[Part of a data file]

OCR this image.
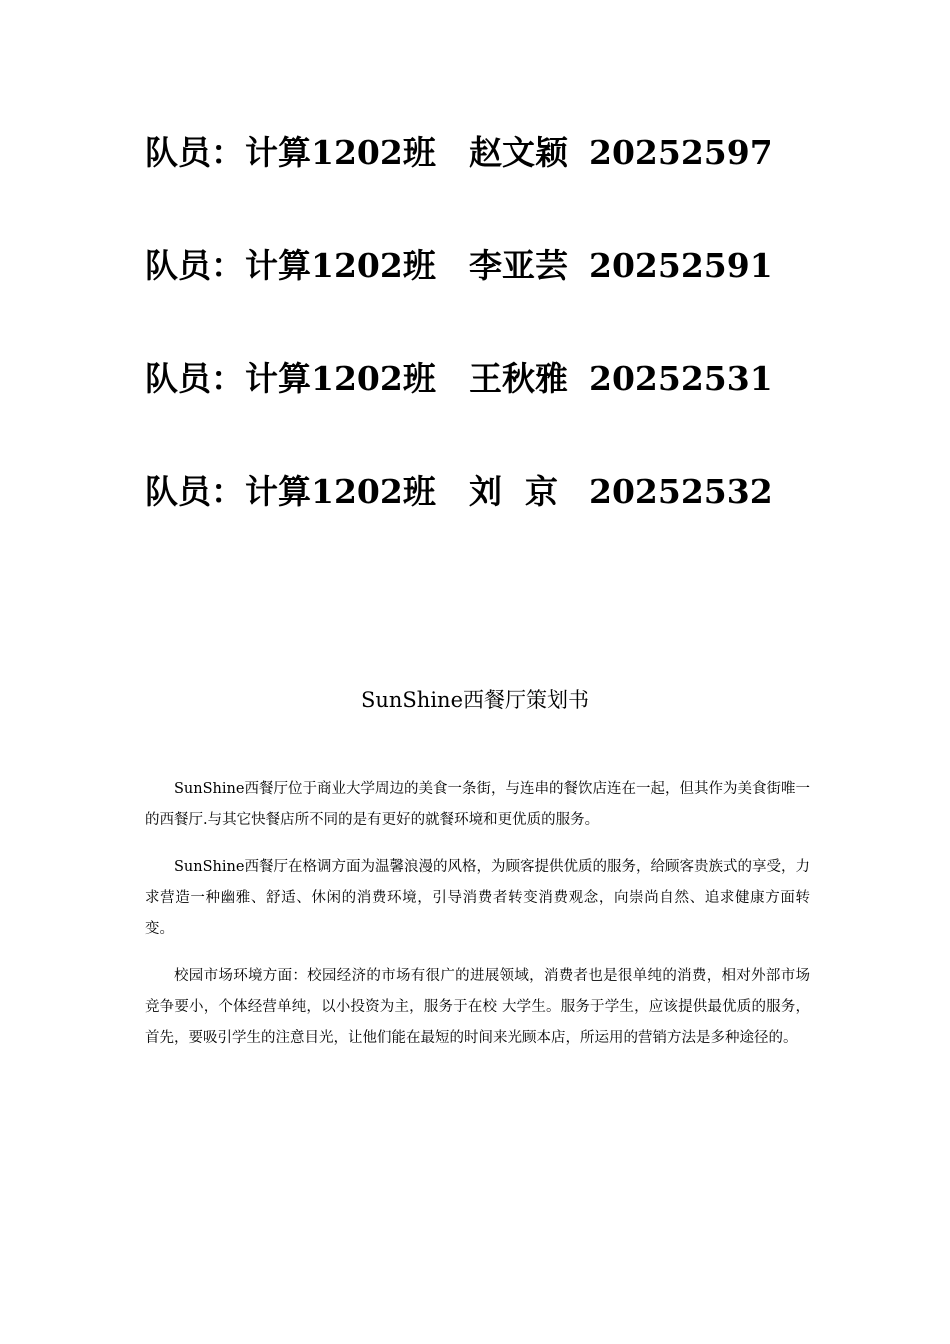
队员：计算1202班 赵文颖 20252597
队员：计算1202班 李亚芸 20252591
队员：计算1202班 王秋雅 20252531
队员：计算1202班 刘  京 20252532
SunShine西餐厅策划书

SunShine西餐厅位于商业大学周边的美食一条街，与连串的餐饮店连在一起，但其作为美食街唯一的西餐厅.与其它快餐店所不同的是有更好的就餐环境和更优质的服务。

SunShine西餐厅在格调方面为温馨浪漫的风格，为顾客提供优质的服务，给顾客贵族式的享受，力求营造一种幽雅、舒适、休闲的消费环境，引导消费者转变消费观念，向崇尚自然、追求健康方面转变。

校园市场环境方面：校园经济的市场有很广的进展领域，消费者也是很单纯的消费，相对外部市场竞争要小，个体经营单纯，以小投资为主，服务于在校 大学生。服务于学生，应该提供最优质的服务，首先，要吸引学生的注意目光，让他们能在最短的时间来光顾本店，所运用的营销方法是多种途径的。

_WRITTEN REQUEST_
Reproduce the whole listing exactly, but not the images in it.

_ANSWER TO THIS TASK_
OCR this image.
队员：计算1202班 赵文颖 20252597
队员：计算1202班 李亚芸 20252591
队员：计算1202班 王秋雅 20252531
队员：计算1202班 刘  京 20252532
SunShine西餐厅策划书

SunShine西餐厅位于商业大学周边的美食一条街，与连串的餐饮店连在一起，但其作为美食街唯一的西餐厅.与其它快餐店所不同的是有更好的就餐环境和更优质的服务。

SunShine西餐厅在格调方面为温馨浪漫的风格，为顾客提供优质的服务，给顾客贵族式的享受，力求营造一种幽雅、舒适、休闲的消费环境，引导消费者转变消费观念，向崇尚自然、追求健康方面转变。

校园市场环境方面：校园经济的市场有很广的进展领域，消费者也是很单纯的消费，相对外部市场竞争要小，个体经营单纯，以小投资为主，服务于在校 大学生。服务于学生，应该提供最优质的服务，首先，要吸引学生的注意目光，让他们能在最短的时间来光顾本店，所运用的营销方法是多种途径的。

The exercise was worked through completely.